### MATERIALS PROVIDED:
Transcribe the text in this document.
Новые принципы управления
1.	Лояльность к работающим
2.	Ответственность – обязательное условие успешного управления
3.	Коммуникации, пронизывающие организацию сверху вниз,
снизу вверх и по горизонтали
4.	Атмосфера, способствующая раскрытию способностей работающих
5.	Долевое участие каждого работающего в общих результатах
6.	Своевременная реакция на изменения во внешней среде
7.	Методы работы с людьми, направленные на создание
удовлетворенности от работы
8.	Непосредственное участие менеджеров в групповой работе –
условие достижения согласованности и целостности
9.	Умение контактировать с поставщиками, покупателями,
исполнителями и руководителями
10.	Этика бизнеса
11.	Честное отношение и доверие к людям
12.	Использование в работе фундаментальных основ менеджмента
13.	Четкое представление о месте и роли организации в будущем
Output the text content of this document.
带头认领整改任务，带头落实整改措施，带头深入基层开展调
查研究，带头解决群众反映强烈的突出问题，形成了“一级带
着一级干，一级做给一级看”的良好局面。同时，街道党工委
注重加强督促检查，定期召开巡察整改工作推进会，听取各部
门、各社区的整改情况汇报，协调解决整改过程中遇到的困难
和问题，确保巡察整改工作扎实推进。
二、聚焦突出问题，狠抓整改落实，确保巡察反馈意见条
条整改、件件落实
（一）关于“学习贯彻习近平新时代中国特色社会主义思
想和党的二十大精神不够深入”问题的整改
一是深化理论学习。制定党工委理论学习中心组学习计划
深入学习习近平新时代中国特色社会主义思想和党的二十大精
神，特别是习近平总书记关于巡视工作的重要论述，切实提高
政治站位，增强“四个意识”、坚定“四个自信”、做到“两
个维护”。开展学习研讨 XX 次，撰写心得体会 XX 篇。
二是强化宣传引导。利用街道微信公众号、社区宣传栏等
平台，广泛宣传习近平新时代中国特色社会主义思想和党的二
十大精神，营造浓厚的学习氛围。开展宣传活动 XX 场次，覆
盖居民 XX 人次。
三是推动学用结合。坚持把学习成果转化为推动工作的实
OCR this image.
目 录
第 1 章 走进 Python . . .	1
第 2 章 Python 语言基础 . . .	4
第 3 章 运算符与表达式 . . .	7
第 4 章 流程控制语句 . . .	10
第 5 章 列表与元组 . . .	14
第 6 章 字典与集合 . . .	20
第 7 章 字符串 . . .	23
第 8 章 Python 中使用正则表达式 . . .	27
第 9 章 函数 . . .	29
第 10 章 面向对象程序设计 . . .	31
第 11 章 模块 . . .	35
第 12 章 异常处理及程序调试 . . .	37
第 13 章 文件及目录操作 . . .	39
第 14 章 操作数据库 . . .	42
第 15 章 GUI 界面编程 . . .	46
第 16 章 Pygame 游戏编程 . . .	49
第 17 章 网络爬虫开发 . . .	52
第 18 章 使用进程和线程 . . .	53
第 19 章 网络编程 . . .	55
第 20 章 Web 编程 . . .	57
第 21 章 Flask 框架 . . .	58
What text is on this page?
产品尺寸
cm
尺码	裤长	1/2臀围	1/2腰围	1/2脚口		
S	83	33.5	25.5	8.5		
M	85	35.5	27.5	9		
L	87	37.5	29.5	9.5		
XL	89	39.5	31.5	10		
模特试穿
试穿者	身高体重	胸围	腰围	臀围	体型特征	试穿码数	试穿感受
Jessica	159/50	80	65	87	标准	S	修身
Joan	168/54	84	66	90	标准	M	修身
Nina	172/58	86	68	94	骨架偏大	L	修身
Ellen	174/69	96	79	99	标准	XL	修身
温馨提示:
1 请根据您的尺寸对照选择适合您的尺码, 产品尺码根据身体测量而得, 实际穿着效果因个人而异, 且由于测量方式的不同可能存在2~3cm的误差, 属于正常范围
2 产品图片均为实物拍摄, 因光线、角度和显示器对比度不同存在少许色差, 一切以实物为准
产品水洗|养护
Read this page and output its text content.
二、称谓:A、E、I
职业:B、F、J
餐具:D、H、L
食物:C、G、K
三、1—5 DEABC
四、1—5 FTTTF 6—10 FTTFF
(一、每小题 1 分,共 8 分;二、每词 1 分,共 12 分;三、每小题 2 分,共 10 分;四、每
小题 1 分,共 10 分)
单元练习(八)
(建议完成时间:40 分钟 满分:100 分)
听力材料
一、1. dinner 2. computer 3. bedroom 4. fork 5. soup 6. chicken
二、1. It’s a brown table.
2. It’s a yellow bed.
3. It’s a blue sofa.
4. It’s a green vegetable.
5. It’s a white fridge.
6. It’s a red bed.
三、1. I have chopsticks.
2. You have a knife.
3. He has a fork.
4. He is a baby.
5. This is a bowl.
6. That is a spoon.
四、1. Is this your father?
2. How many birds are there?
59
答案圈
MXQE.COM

### EXERCISE BRIEF:
Which lines of the material contain the string "page"? List each of them.

### SOLVED EXERCISE:
What text is on this page?
Read this page and output its text content.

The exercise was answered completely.